──────── WORKING DATA

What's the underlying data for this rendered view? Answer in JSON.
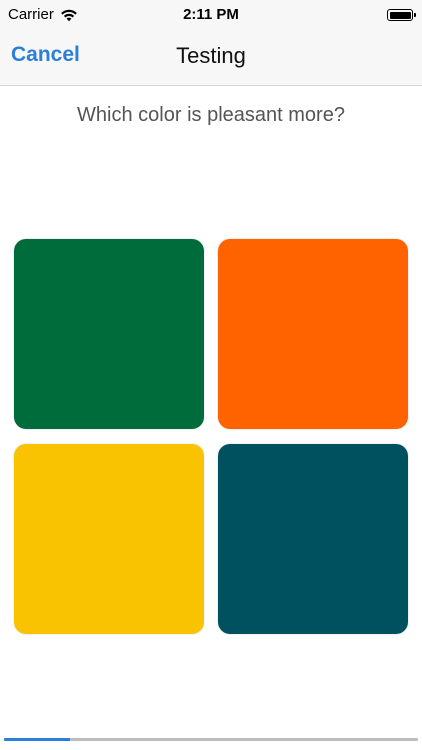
{
  "status_bar": {
    "carrier": "Carrier",
    "time": "2:11 PM",
    "wifi_icon": "wifi-icon",
    "battery_icon": "battery-icon"
  },
  "nav": {
    "cancel_label": "Cancel",
    "title": "Testing"
  },
  "question": "Which color is pleasant more?",
  "choices": [
    {
      "color": "#006b3b"
    },
    {
      "color": "#ff6300"
    },
    {
      "color": "#f9c301"
    },
    {
      "color": "#00515f"
    }
  ],
  "progress": {
    "fraction": 0.16
  },
  "colors": {
    "accent": "#2a7fd8"
  }
}
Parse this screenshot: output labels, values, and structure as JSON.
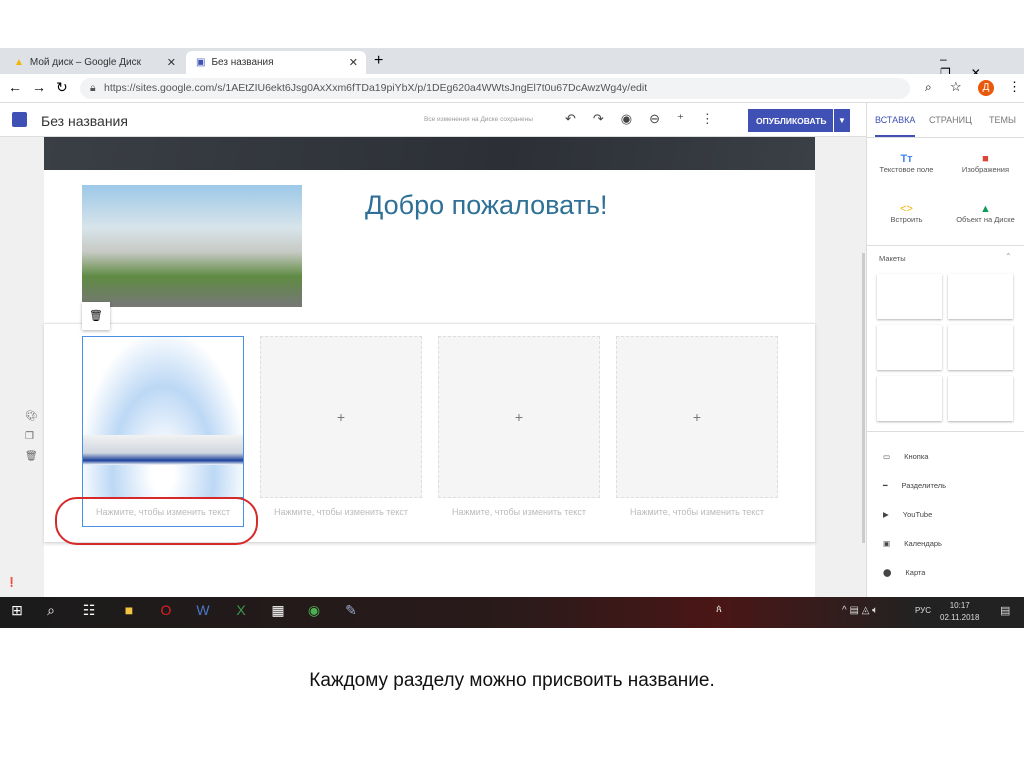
{
  "browser": {
    "tabs": [
      {
        "label": "Мой диск – Google Диск"
      },
      {
        "label": "Без названия"
      }
    ],
    "url": "https://sites.google.com/s/1AEtZIU6ekt6Jsg0AxXxm6fTDa19piYbX/p/1DEg620a4WWtsJngEl7t0u67DcAwzWg4y/edit",
    "profile_initial": "Д"
  },
  "app": {
    "title": "Без названия",
    "save_status": "Все изменения на Диске сохранены",
    "publish_label": "ОПУБЛИКОВАТЬ"
  },
  "page": {
    "heading": "Добро пожаловать!",
    "placeholder_text": "Нажмите, чтобы изменить текст",
    "add_symbol": "+"
  },
  "panel": {
    "tabs": [
      "ВСТАВКА",
      "СТРАНИЦ",
      "ТЕМЫ"
    ],
    "insert": [
      "Текстовое поле",
      "Изображения",
      "Встроить",
      "Объект на Диске"
    ],
    "layouts_label": "Макеты",
    "items": [
      "Кнопка",
      "Разделитель",
      "YouTube",
      "Календарь",
      "Карта"
    ]
  },
  "taskbar": {
    "lang": "РУС",
    "time": "10:17",
    "date": "02.11.2018"
  },
  "caption": "Каждому разделу можно присвоить название."
}
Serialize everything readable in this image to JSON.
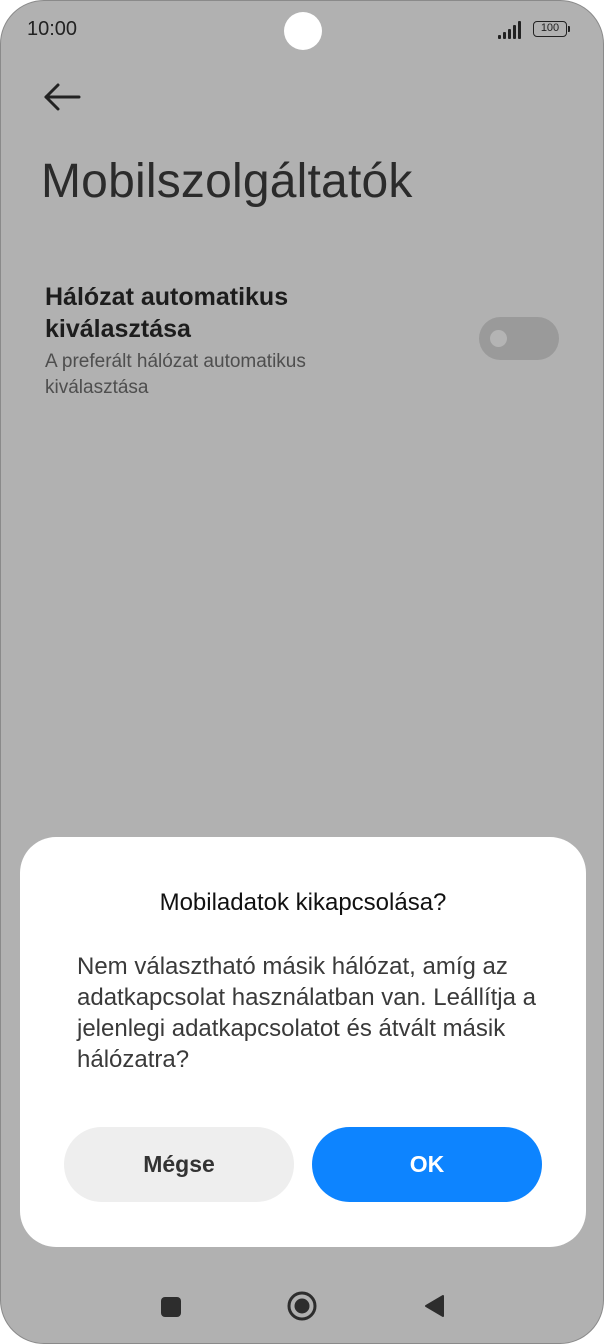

────────────────

WHAT YOU WILL DO: Except for the pictures, copy every line of the records above exactly.

ANSWER FOR THE TASK:
What's the underlying data for this rendered view? Answer in JSON.
{
  "status_bar": {
    "carrier": "Carrier",
    "time": "2:11 PM",
    "wifi_icon": "wifi-icon",
    "battery_icon": "battery-icon"
  },
  "nav": {
    "cancel_label": "Cancel",
    "title": "Testing"
  },
  "question": "Which color is pleasant more?",
  "choices": [
    {
      "color": "#006b3b"
    },
    {
      "color": "#ff6300"
    },
    {
      "color": "#f9c301"
    },
    {
      "color": "#00515f"
    }
  ],
  "progress": {
    "fraction": 0.16
  },
  "colors": {
    "accent": "#2a7fd8"
  }
}
Parse this screenshot: output labels, values, and structure as JSON.
{
  "browser": {
    "tabs": [
      {
        "label": "Мой диск – Google Диск"
      },
      {
        "label": "Без названия"
      }
    ],
    "url": "https://sites.google.com/s/1AEtZIU6ekt6Jsg0AxXxm6fTDa19piYbX/p/1DEg620a4WWtsJngEl7t0u67DcAwzWg4y/edit",
    "profile_initial": "Д"
  },
  "app": {
    "title": "Без названия",
    "save_status": "Все изменения на Диске сохранены",
    "publish_label": "ОПУБЛИКОВАТЬ"
  },
  "page": {
    "heading": "Добро пожаловать!",
    "placeholder_text": "Нажмите, чтобы изменить текст",
    "add_symbol": "+"
  },
  "panel": {
    "tabs": [
      "ВСТАВКА",
      "СТРАНИЦ",
      "ТЕМЫ"
    ],
    "insert": [
      "Текстовое поле",
      "Изображения",
      "Встроить",
      "Объект на Диске"
    ],
    "layouts_label": "Макеты",
    "items": [
      "Кнопка",
      "Разделитель",
      "YouTube",
      "Календарь",
      "Карта"
    ]
  },
  "taskbar": {
    "lang": "РУС",
    "time": "10:17",
    "date": "02.11.2018"
  },
  "caption": "Каждому разделу можно присвоить название."
}
Serialize everything readable in this image to JSON.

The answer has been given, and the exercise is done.